Direction 1 - Which cities does the Delaware Bay and River passage name as ones the bay and river lead to? List them.

Storm warnings of the United States Weather Bureau are displayed along the coast at several stations. See page 9.

DELAWARE BAY AND RIVER

[Charts 1218, 294, 295, 296, and 280]

form the boundary between the State of New Jersey on the east and the States of Delaware and Pennsylvania on the west. They are the approach to the cities of Wilmington, Chester, Philadelphia, Camden, and Trenton, and to many smaller cities and towns, and they have a large trade carried both in foreign and domestic vessels. Philadelphia, one of the important ports of the United States, and Trenton, the head of navigation, are 88 and 116 miles, respectively, above the entrance. The main entrance near Cape Henlopen is available for vessels of any draft. (See "Channels," following.) Vessels of 7 feet (2.1 m.) draft can pass from New York Bay to Delaware Bay through the Delaware & Raritan Canal, and vessels of 12 feet (3.6 m.) draft can pass from Chesapeake Bay to Delaware River through the Chesapeake & Delaware Canal. The route from New York Bay through Delaware River to Chesapeake Bay is described under the heading "Inside route, New York to Norfolk," on page 244.

Delaware Bay is, properly speaking, only an expansion of the lower part of the Delaware River. The dividing line is 44 miles above the entrance and extends from a monument lying 300 yards northwestward of Liston Point to a monument lying eastward of the south point at the entrance of Hope Creek.

Except at the entrance, Delaware Bay is bordered on both sides by wide areas of marsh, and there are no towns of any size on its shores. Detailed descriptions of the shores and tributaries are given under the headings "Delaware Bay, eastern side," and "Delaware Bay, western side."

Channels.-The main entrance to the bay, which is used by deepdraft vessels and strangers, has a clear width of over 212 miles between Cape Henlopen and the shoals, which extend 7 miles southsouthwestward from Cape May Point.

The bay is shoal along its eastern and western sides, and there are extensive shoal areas close to the main channel through the center of the bay, but a channel with a depth of 33 feet (10 m.) or more leads from the entrance to the lower end of the dredged channel near the head of the bay. The least width (about 1/4 mile between the 30-foot (9.1 m.) curves) is abreast Elbow of Cross Ledge Lighthouse. The channel is well marked by lighthouses and buoys, but strangers in deep-draft vessels should not attempt to enter by night.

Improvements are in progress to secure a channel 35 feet (10.6 m.) deep from that depth in Delaware Bay to Allegheny Avenue (upper end of Port Richmond), Philadelphia, 800 feet wide in the straight reaches, 1,200 feet wide at Bulkhead Bar, 1,000 feet wide in the other bends, and 1,000 feet wide from abreast Gloucester to Allegheny Avenue. The latest examinations show a depth of 32.5 feet (9.8 m.) or more on the center line throughout the entire length of the channel.

Direction 2 - Copy the layout records from the line containing "- ocean-point: [510, 287, 522, 299]" through the line containing "- ocean-point: [335, 128, 347, 140]", keeping both of those lines.

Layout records
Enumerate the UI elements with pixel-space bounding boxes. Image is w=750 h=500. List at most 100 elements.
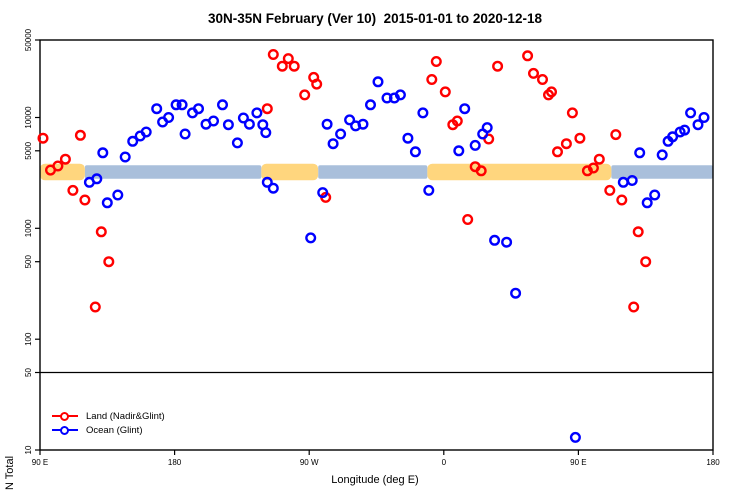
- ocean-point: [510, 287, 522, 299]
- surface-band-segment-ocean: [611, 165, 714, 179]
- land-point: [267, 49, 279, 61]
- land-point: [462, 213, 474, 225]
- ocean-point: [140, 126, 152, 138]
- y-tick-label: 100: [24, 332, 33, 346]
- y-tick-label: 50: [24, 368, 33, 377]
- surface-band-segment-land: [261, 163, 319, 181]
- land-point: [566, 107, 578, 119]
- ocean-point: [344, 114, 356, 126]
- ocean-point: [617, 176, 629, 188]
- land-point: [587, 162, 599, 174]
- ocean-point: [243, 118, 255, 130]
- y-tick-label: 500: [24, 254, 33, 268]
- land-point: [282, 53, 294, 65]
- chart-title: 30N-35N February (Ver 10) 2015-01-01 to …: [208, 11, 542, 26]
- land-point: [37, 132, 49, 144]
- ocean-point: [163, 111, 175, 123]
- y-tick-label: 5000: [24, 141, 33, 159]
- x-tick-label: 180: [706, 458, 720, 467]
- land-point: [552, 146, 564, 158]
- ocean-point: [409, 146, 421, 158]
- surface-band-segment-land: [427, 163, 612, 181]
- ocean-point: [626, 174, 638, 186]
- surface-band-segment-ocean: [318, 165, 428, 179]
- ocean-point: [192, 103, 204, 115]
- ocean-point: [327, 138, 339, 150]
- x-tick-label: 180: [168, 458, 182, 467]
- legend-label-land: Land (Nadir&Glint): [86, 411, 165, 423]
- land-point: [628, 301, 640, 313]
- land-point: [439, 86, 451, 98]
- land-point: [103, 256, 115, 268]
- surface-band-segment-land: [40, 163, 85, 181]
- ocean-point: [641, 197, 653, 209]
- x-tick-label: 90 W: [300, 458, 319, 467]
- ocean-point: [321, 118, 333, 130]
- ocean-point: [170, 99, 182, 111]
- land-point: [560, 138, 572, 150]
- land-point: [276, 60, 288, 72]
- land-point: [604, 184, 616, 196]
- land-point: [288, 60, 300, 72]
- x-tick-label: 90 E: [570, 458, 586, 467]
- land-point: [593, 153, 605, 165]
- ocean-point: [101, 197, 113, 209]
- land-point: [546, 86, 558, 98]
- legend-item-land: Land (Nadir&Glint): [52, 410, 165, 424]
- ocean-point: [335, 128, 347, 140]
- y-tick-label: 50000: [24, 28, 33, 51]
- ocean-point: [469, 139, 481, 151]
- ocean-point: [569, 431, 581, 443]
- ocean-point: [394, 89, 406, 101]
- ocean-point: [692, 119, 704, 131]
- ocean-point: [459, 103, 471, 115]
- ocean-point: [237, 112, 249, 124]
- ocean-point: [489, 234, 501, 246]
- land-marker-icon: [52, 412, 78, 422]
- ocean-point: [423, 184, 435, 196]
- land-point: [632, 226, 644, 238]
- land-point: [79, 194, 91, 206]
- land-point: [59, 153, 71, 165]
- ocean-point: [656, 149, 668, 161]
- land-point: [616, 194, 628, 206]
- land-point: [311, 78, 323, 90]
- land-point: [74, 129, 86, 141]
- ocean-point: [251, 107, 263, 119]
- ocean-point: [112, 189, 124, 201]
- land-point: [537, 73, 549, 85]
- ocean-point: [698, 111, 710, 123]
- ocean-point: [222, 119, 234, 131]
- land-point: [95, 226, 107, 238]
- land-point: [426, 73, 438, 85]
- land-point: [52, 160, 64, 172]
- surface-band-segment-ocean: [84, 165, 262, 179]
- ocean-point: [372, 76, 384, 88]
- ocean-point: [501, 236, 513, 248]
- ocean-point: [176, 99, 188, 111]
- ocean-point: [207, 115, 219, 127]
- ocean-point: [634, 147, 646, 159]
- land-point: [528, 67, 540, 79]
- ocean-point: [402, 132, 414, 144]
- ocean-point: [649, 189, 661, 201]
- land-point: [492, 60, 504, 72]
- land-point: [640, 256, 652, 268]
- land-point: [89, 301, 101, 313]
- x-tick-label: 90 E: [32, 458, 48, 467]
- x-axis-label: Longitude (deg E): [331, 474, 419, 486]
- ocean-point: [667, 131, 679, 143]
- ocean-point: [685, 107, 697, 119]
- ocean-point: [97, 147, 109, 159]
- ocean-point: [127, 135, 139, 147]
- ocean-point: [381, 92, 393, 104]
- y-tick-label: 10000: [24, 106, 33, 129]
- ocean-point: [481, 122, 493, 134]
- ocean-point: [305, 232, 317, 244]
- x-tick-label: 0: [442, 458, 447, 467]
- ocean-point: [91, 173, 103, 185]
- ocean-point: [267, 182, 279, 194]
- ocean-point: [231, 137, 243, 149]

Final answer 1 - Wilmington, Chester, Philadelphia, Camden, and Trenton

Final answer 2 -
- ocean-point: [510, 287, 522, 299]
- surface-band-segment-ocean: [611, 165, 714, 179]
- land-point: [267, 49, 279, 61]
- land-point: [462, 213, 474, 225]
- ocean-point: [140, 126, 152, 138]
- y-tick-label: 100: [24, 332, 33, 346]
- y-tick-label: 50: [24, 368, 33, 377]
- surface-band-segment-land: [261, 163, 319, 181]
- land-point: [566, 107, 578, 119]
- ocean-point: [344, 114, 356, 126]
- ocean-point: [617, 176, 629, 188]
- land-point: [587, 162, 599, 174]
- ocean-point: [243, 118, 255, 130]
- y-tick-label: 500: [24, 254, 33, 268]
- land-point: [282, 53, 294, 65]
- chart-title: 30N-35N February (Ver 10) 2015-01-01 to …: [208, 11, 542, 26]
- land-point: [37, 132, 49, 144]
- ocean-point: [163, 111, 175, 123]
- y-tick-label: 5000: [24, 141, 33, 159]
- x-tick-label: 180: [706, 458, 720, 467]
- land-point: [552, 146, 564, 158]
- ocean-point: [409, 146, 421, 158]
- surface-band-segment-land: [427, 163, 612, 181]
- ocean-point: [626, 174, 638, 186]
- surface-band-segment-ocean: [318, 165, 428, 179]
- ocean-point: [192, 103, 204, 115]
- ocean-point: [327, 138, 339, 150]
- x-tick-label: 180: [168, 458, 182, 467]
- legend-label-land: Land (Nadir&Glint): [86, 411, 165, 423]
- land-point: [628, 301, 640, 313]
- land-point: [439, 86, 451, 98]
- land-point: [103, 256, 115, 268]
- surface-band-segment-land: [40, 163, 85, 181]
- ocean-point: [641, 197, 653, 209]
- x-tick-label: 90 W: [300, 458, 319, 467]
- ocean-point: [321, 118, 333, 130]
- ocean-point: [170, 99, 182, 111]
- land-point: [560, 138, 572, 150]
- land-point: [276, 60, 288, 72]
- land-point: [604, 184, 616, 196]
- land-point: [288, 60, 300, 72]
- x-tick-label: 90 E: [570, 458, 586, 467]
- land-point: [593, 153, 605, 165]
- ocean-point: [101, 197, 113, 209]
- land-point: [546, 86, 558, 98]
- legend-item-land: Land (Nadir&Glint): [52, 410, 165, 424]
- ocean-point: [335, 128, 347, 140]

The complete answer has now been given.